**Short exercise**
Reproduce the records below in their entirety, character for character.

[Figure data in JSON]
===============

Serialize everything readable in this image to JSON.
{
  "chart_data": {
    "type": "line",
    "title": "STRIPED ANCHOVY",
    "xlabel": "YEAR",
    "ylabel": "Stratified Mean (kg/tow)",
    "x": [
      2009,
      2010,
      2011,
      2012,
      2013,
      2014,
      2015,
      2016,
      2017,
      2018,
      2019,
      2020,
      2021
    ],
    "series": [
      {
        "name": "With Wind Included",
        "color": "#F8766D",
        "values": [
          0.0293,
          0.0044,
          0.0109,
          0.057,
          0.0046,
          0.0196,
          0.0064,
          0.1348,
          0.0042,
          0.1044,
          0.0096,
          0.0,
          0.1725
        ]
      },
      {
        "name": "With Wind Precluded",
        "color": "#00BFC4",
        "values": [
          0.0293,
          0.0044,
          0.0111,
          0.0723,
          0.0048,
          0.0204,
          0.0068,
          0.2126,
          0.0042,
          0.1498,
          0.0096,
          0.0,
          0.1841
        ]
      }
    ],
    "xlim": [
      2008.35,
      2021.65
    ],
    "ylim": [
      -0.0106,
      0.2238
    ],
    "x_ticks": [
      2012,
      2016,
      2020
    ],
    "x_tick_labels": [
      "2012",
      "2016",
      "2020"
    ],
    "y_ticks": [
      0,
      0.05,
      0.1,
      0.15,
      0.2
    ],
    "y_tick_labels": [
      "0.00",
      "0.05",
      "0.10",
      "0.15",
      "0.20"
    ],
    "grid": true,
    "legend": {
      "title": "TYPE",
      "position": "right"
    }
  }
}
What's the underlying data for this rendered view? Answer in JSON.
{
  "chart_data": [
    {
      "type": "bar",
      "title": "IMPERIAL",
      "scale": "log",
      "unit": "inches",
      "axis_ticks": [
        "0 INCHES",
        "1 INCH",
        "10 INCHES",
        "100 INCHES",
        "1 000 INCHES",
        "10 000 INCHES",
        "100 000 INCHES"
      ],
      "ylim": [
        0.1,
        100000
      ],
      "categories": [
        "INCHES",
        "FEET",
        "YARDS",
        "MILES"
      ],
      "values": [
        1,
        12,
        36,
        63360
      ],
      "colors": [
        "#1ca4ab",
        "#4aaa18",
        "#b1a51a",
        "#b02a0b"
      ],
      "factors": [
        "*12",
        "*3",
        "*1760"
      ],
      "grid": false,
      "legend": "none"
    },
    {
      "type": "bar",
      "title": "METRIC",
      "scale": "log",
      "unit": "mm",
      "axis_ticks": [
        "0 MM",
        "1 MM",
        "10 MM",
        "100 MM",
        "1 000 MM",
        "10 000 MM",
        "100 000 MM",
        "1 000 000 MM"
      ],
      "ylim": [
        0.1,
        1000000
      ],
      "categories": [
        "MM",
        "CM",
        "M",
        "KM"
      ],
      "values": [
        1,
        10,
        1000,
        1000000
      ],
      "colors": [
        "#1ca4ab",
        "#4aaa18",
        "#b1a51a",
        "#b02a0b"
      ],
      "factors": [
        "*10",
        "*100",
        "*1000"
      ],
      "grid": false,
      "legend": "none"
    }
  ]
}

===============

**Exercise output**
Serialize everything readable in this image to JSON.
{
  "chart_data": {
    "type": "line",
    "title": "STRIPED ANCHOVY",
    "xlabel": "YEAR",
    "ylabel": "Stratified Mean (kg/tow)",
    "x": [
      2009,
      2010,
      2011,
      2012,
      2013,
      2014,
      2015,
      2016,
      2017,
      2018,
      2019,
      2020,
      2021
    ],
    "series": [
      {
        "name": "With Wind Included",
        "color": "#F8766D",
        "values": [
          0.0293,
          0.0044,
          0.0109,
          0.057,
          0.0046,
          0.0196,
          0.0064,
          0.1348,
          0.0042,
          0.1044,
          0.0096,
          0.0,
          0.1725
        ]
      },
      {
        "name": "With Wind Precluded",
        "color": "#00BFC4",
        "values": [
          0.0293,
          0.0044,
          0.0111,
          0.0723,
          0.0048,
          0.0204,
          0.0068,
          0.2126,
          0.0042,
          0.1498,
          0.0096,
          0.0,
          0.1841
        ]
      }
    ],
    "xlim": [
      2008.35,
      2021.65
    ],
    "ylim": [
      -0.0106,
      0.2238
    ],
    "x_ticks": [
      2012,
      2016,
      2020
    ],
    "x_tick_labels": [
      "2012",
      "2016",
      "2020"
    ],
    "y_ticks": [
      0,
      0.05,
      0.1,
      0.15,
      0.2
    ],
    "y_tick_labels": [
      "0.00",
      "0.05",
      "0.10",
      "0.15",
      "0.20"
    ],
    "grid": true,
    "legend": {
      "title": "TYPE",
      "position": "right"
    }
  }
}
What's the underlying data for this rendered view? Answer in JSON.
{
  "chart_data": [
    {
      "type": "bar",
      "title": "IMPERIAL",
      "scale": "log",
      "unit": "inches",
      "axis_ticks": [
        "0 INCHES",
        "1 INCH",
        "10 INCHES",
        "100 INCHES",
        "1 000 INCHES",
        "10 000 INCHES",
        "100 000 INCHES"
      ],
      "ylim": [
        0.1,
        100000
      ],
      "categories": [
        "INCHES",
        "FEET",
        "YARDS",
        "MILES"
      ],
      "values": [
        1,
        12,
        36,
        63360
      ],
      "colors": [
        "#1ca4ab",
        "#4aaa18",
        "#b1a51a",
        "#b02a0b"
      ],
      "factors": [
        "*12",
        "*3",
        "*1760"
      ],
      "grid": false,
      "legend": "none"
    },
    {
      "type": "bar",
      "title": "METRIC",
      "scale": "log",
      "unit": "mm",
      "axis_ticks": [
        "0 MM",
        "1 MM",
        "10 MM",
        "100 MM",
        "1 000 MM",
        "10 000 MM",
        "100 000 MM",
        "1 000 000 MM"
      ],
      "ylim": [
        0.1,
        1000000
      ],
      "categories": [
        "MM",
        "CM",
        "M",
        "KM"
      ],
      "values": [
        1,
        10,
        1000,
        1000000
      ],
      "colors": [
        "#1ca4ab",
        "#4aaa18",
        "#b1a51a",
        "#b02a0b"
      ],
      "factors": [
        "*10",
        "*100",
        "*1000"
      ],
      "grid": false,
      "legend": "none"
    }
  ]
}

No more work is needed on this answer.